## What to work on:
In the entries below, find every line with "뇌졸중에" and copy it.

## Excerpted data:
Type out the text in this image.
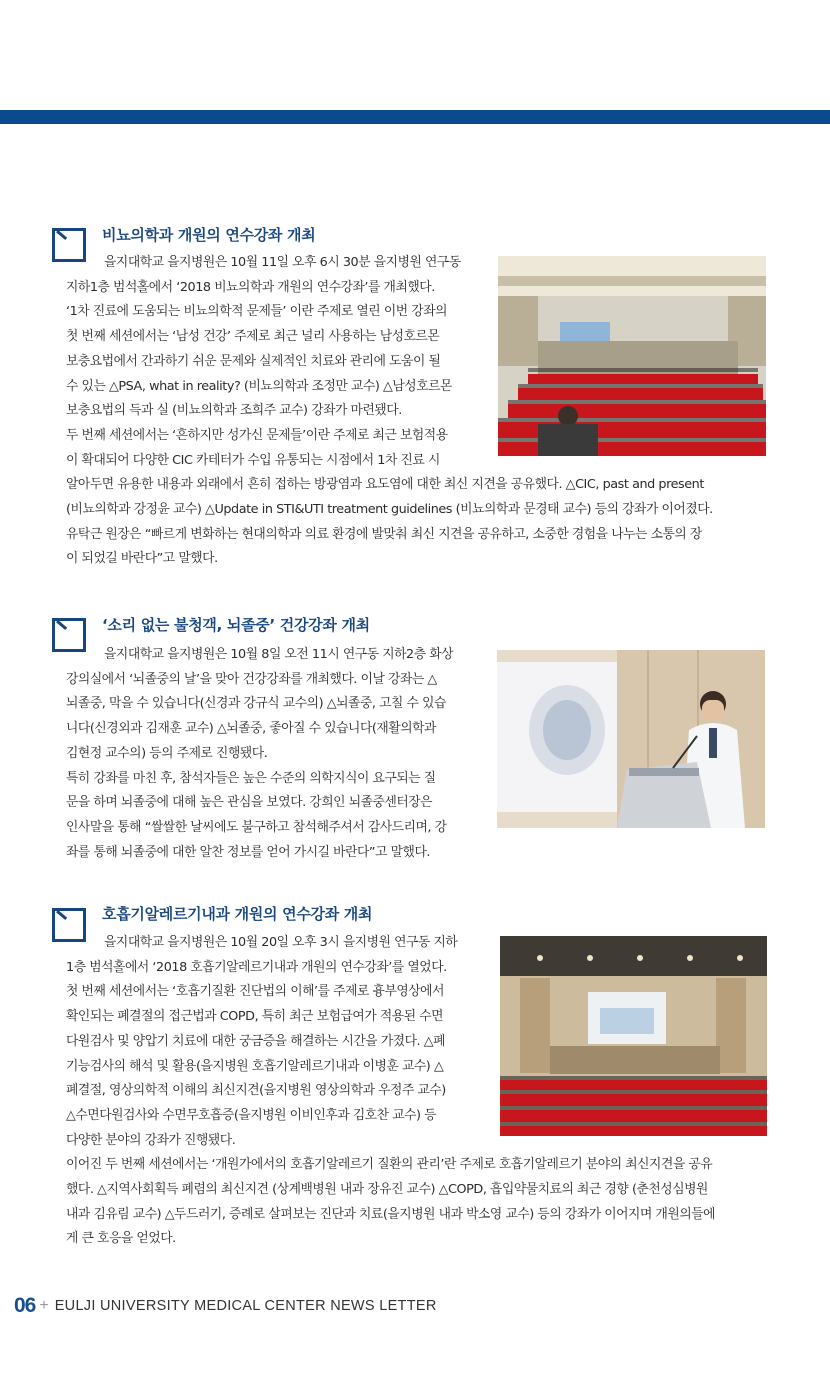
비뇨의학과 개원의 연수강좌 개최

을지대학교 을지병원은 10월 11일 오후 6시 30분 을지병원 연구동

지하1층 범석홀에서 ‘2018 비뇨의학과 개원의 연수강좌’를 개최했다.

‘1차 진료에 도움되는 비뇨의학적 문제들’ 이란 주제로 열린 이번 강좌의

첫 번째 세션에서는 ‘남성 건강’ 주제로 최근 널리 사용하는 남성호르몬

보충요법에서 간과하기 쉬운 문제와 실제적인 치료와 관리에 도움이 될

수 있는 △PSA, what in reality? (비뇨의학과 조정만 교수) △남성호르몬

보충요법의 득과 실 (비뇨의학과 조희주 교수) 강좌가 마련됐다.

두 번째 세션에서는 ‘흔하지만 성가신 문제들’이란 주제로 최근 보험적용

이 확대되어 다양한 CIC 카테터가 수입 유통되는 시점에서 1차 진료 시

알아두면 유용한 내용과 외래에서 흔히 접하는 방광염과 요도염에 대한 최신 지견을 공유했다. △CIC, past and present

(비뇨의학과 강정윤 교수) △Update in STI&UTI treatment guidelines (비뇨의학과 문경태 교수) 등의 강좌가 이어졌다.

유탁근 원장은 “빠르게 변화하는 현대의학과 의료 환경에 발맞춰 최신 지견을 공유하고, 소중한 경험을 나누는 소통의 장

이 되었길 바란다”고 말했다.

‘소리 없는 불청객, 뇌졸중’ 건강강좌 개최

을지대학교 을지병원은 10월 8일 오전 11시 연구동 지하2층 화상

강의실에서 ‘뇌졸중의 날’을 맞아 건강강좌를 개최했다. 이날 강좌는 △

뇌졸중, 막을 수 있습니다(신경과 강규식 교수의) △뇌졸중, 고칠 수 있습

니다(신경외과 김재훈 교수) △뇌졸중, 좋아질 수 있습니다(재활의학과

김현정 교수의) 등의 주제로 진행됐다.

특히 강좌를 마친 후, 참석자들은 높은 수준의 의학지식이 요구되는 질

문을 하며 뇌졸중에 대해 높은 관심을 보였다. 강희인 뇌졸중센터장은

인사말을 통해 “쌀쌀한 날씨에도 불구하고 참석해주셔서 감사드리며, 강

좌를 통해 뇌졸중에 대한 알찬 정보를 얻어 가시길 바란다”고 말했다.

호흡기알레르기내과 개원의 연수강좌 개최

을지대학교 을지병원은 10월 20일 오후 3시 을지병원 연구동 지하

1층 범석홀에서 ‘2018 호흡기알레르기내과 개원의 연수강좌’를 열었다.

첫 번째 세션에서는 ‘호흡기질환 진단법의 이해’를 주제로 흉부영상에서

확인되는 폐결절의 접근법과 COPD, 특히 최근 보험급여가 적용된 수면

다원검사 및 양압기 치료에 대한 궁금증을 해결하는 시간을 가졌다. △폐

기능검사의 해석 및 활용(을지병원 호흡기알레르기내과 이병훈 교수) △

폐결절, 영상의학적 이해의 최신지견(을지병원 영상의학과 우정주 교수)

△수면다원검사와 수면무호흡증(을지병원 이비인후과 김호찬 교수) 등

다양한 분야의 강좌가 진행됐다.

이어진 두 번째 세션에서는 ‘개원가에서의 호흡기알레르기 질환의 관리’란 주제로 호흡기알레르기 분야의 최신지견을 공유

했다. △지역사회획득 폐렴의 최신지견 (상계백병원 내과 장유진 교수) △COPD, 흡입약물치료의 최근 경향 (춘천성심병원

내과 김유림 교수) △두드러기, 증례로 살펴보는 진단과 치료(을지병원 내과 박소영 교수) 등의 강좌가 이어지며 개원의들에

게 큰 호응을 얻었다.

06 + EULJI UNIVERSITY MEDICAL CENTER NEWS LETTER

## Reply to the exercise:
문을 하며 뇌졸중에 대해 높은 관심을 보였다. 강희인 뇌졸중센터장은
좌를 통해 뇌졸중에 대한 알찬 정보를 얻어 가시길 바란다”고 말했다.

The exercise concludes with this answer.